> WHAT IS REQUIRED
Skip the pictures. Transcribe the rest of the data below without changing a word.

[Extracted data entries]

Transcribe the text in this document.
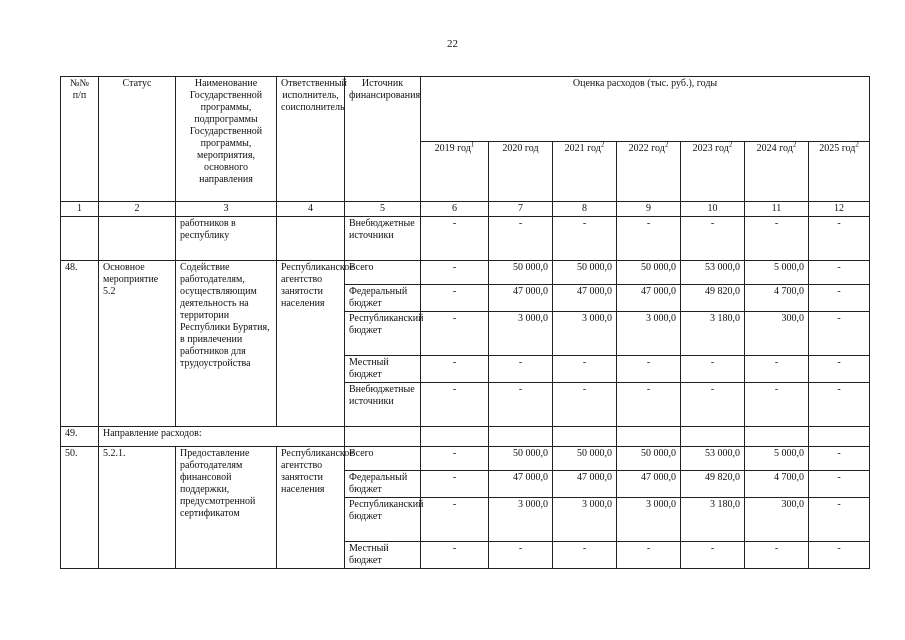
22
№№ п/п	Статус	Наименование Государственной программы, подпрограммы Государственной программы, мероприятия, основного направления	Ответственный исполнитель, соисполнитель	Источник финансирования	Оценка расходов (тыс. руб.), годы						
					2019 год$^1$	2020 год	2021 год$^2$	2022 год$^2$	2023 год$^2$	2024 год$^2$	2025 год$^2$
1	2	3	4	5	6	7	8	9	10	11	12
		работников в республику		Внебюджетные источники	-	-	-	-	-	-	-
48.	Основное мероприятие 5.2	Содействие работодателям, осуществляющим деятельность на территории Республики Бурятия, в привлечении работников для трудоустройства	Республиканское агентство занятости населения	Всего	-	50 000,0	50 000,0	50 000,0	53 000,0	5 000,0	-
				Федеральный бюджет	-	47 000,0	47 000,0	47 000,0	49 820,0	4 700,0	-
				Республиканский бюджет	-	3 000,0	3 000,0	3 000,0	3 180,0	300,0	-
				Местный бюджет	-	-	-	-	-	-	-
				Внебюджетные источники	-	-	-	-	-	-	-
49.	Направление расходов:										
50.	5.2.1.	Предоставление работодателям финансовой поддержки, предусмотренной сертификатом	Республиканское агентство занятости населения	Всего	-	50 000,0	50 000,0	50 000,0	53 000,0	5 000,0	-
				Федеральный бюджет	-	47 000,0	47 000,0	47 000,0	49 820,0	4 700,0	-
				Республиканский бюджет	-	3 000,0	3 000,0	3 000,0	3 180,0	300,0	-
				Местный бюджет	-	-	-	-	-	-	-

> ANSWER TO THIS EXERCISE
Transcribe the text in this document.
22
№№ п/п	Статус	Наименование Государственной программы, подпрограммы Государственной программы, мероприятия, основного направления	Ответственный исполнитель, соисполнитель	Источник финансирования	Оценка расходов (тыс. руб.), годы						
					2019 год$^1$	2020 год	2021 год$^2$	2022 год$^2$	2023 год$^2$	2024 год$^2$	2025 год$^2$
1	2	3	4	5	6	7	8	9	10	11	12
		работников в республику		Внебюджетные источники	-	-	-	-	-	-	-
48.	Основное мероприятие 5.2	Содействие работодателям, осуществляющим деятельность на территории Республики Бурятия, в привлечении работников для трудоустройства	Республиканское агентство занятости населения	Всего	-	50 000,0	50 000,0	50 000,0	53 000,0	5 000,0	-
				Федеральный бюджет	-	47 000,0	47 000,0	47 000,0	49 820,0	4 700,0	-
				Республиканский бюджет	-	3 000,0	3 000,0	3 000,0	3 180,0	300,0	-
				Местный бюджет	-	-	-	-	-	-	-
				Внебюджетные источники	-	-	-	-	-	-	-
49.	Направление расходов:										
50.	5.2.1.	Предоставление работодателям финансовой поддержки, предусмотренной сертификатом	Республиканское агентство занятости населения	Всего	-	50 000,0	50 000,0	50 000,0	53 000,0	5 000,0	-
				Федеральный бюджет	-	47 000,0	47 000,0	47 000,0	49 820,0	4 700,0	-
				Республиканский бюджет	-	3 000,0	3 000,0	3 000,0	3 180,0	300,0	-
				Местный бюджет	-	-	-	-	-	-	-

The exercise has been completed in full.